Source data
>>>

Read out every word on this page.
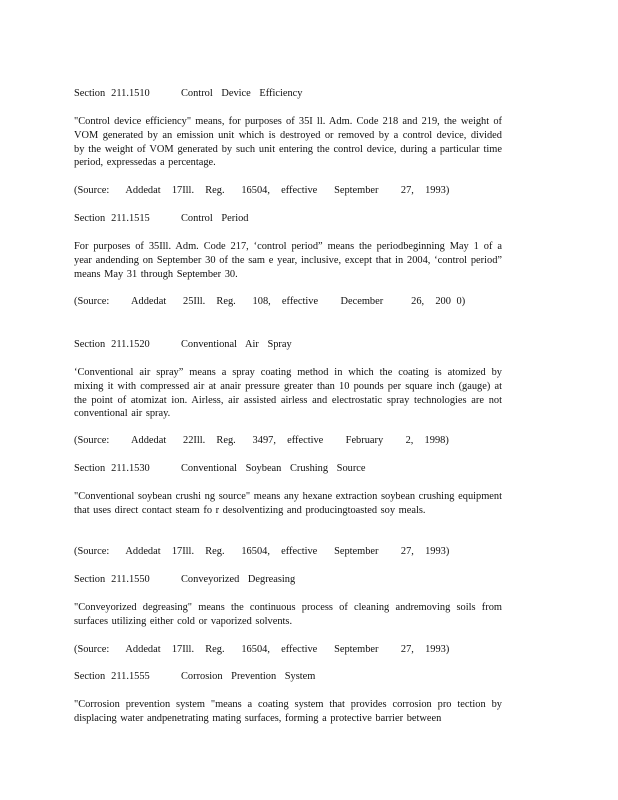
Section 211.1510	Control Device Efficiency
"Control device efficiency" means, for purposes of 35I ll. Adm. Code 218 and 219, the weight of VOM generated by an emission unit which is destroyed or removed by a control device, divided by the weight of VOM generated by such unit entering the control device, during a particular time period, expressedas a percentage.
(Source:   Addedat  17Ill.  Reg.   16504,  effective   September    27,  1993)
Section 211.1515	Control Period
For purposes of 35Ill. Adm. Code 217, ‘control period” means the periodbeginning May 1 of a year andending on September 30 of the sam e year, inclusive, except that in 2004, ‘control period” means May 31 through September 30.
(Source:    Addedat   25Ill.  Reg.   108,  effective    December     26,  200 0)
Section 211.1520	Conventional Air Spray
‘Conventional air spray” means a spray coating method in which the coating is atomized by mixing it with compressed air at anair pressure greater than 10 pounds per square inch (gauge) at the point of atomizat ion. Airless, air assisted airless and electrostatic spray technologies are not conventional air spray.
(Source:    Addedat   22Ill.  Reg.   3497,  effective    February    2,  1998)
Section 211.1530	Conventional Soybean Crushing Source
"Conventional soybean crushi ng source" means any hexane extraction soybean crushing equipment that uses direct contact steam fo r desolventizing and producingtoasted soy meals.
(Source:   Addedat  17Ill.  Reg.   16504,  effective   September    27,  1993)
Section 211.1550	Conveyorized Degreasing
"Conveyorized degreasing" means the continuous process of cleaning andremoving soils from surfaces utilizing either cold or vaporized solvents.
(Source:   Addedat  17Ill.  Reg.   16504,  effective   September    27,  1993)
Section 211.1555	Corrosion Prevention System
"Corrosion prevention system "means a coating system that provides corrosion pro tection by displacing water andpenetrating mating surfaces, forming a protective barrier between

<<<
>>>

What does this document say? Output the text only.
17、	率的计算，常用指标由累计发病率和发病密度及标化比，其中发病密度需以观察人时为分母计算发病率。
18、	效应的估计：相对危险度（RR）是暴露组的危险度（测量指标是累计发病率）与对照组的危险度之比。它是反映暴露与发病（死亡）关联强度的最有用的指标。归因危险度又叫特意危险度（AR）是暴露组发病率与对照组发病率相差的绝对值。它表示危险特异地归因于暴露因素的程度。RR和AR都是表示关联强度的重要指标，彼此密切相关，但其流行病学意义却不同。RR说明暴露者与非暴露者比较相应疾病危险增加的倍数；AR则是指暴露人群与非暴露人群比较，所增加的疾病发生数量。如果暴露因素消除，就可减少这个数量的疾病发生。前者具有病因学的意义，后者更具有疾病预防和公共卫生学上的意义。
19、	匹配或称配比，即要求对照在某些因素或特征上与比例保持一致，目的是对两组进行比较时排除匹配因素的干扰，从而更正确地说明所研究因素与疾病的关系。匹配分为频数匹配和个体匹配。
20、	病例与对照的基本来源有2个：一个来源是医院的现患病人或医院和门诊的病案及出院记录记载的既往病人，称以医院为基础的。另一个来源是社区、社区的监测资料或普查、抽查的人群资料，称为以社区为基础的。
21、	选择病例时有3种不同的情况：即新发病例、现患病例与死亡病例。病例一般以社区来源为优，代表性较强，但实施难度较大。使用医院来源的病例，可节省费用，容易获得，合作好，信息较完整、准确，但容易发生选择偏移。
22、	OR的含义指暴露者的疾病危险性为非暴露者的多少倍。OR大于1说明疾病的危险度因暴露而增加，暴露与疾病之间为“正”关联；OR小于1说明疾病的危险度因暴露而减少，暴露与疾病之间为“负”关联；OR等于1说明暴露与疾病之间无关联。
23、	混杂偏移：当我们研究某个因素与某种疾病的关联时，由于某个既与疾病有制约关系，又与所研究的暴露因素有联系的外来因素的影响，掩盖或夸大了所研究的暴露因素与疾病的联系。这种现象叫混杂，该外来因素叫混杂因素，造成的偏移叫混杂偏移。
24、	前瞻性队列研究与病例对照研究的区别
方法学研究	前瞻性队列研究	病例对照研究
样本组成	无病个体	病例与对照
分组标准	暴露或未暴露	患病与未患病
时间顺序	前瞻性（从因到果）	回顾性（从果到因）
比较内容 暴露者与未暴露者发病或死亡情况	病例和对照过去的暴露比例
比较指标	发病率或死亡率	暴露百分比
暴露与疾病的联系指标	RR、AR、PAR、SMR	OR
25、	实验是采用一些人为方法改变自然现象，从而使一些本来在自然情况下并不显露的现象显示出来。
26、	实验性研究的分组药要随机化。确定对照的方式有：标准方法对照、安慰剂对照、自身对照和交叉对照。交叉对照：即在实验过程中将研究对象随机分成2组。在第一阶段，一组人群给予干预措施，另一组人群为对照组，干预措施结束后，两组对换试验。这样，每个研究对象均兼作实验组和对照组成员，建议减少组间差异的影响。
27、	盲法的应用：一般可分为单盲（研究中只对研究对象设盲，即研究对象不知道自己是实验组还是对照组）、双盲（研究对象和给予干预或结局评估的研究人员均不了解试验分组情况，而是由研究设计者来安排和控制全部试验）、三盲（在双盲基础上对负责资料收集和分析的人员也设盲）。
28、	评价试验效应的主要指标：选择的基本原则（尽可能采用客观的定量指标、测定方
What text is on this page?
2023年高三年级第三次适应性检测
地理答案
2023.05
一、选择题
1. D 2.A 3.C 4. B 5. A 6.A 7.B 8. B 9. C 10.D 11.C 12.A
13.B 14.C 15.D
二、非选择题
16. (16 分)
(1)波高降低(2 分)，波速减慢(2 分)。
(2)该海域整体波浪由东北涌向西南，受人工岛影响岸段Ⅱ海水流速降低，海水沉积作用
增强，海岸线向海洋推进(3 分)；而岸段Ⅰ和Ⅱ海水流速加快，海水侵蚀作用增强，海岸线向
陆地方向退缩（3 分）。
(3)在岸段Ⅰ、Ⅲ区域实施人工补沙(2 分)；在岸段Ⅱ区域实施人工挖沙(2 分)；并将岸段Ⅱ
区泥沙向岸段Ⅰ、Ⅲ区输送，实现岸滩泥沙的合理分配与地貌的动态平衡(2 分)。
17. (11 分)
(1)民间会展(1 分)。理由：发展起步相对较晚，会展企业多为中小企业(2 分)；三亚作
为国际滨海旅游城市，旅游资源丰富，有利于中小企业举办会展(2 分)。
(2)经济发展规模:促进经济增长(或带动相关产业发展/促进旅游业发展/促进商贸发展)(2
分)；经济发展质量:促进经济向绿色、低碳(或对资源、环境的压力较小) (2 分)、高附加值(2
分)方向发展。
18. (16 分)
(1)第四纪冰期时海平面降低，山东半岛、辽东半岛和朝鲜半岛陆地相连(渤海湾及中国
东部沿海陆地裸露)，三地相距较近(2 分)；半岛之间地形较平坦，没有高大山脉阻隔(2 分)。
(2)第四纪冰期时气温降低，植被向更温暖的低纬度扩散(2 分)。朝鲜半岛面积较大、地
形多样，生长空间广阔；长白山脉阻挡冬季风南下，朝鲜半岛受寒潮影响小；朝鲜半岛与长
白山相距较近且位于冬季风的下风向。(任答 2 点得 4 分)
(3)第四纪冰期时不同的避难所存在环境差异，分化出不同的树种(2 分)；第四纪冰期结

<<<
>>>

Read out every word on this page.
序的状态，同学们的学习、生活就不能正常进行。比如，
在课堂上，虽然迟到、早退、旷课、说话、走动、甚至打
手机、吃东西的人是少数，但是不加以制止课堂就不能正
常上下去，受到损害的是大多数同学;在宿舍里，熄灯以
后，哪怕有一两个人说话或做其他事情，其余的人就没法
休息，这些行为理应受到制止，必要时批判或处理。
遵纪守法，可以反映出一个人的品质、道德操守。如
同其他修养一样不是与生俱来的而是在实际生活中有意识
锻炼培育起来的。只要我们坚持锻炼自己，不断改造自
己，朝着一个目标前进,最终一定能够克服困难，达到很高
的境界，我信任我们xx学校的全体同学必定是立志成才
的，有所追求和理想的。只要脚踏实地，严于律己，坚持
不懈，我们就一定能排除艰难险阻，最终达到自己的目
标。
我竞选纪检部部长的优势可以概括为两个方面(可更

<<<

Tally the lines containing "means". Provide the number without any other words.

--- Solution to this task ---
6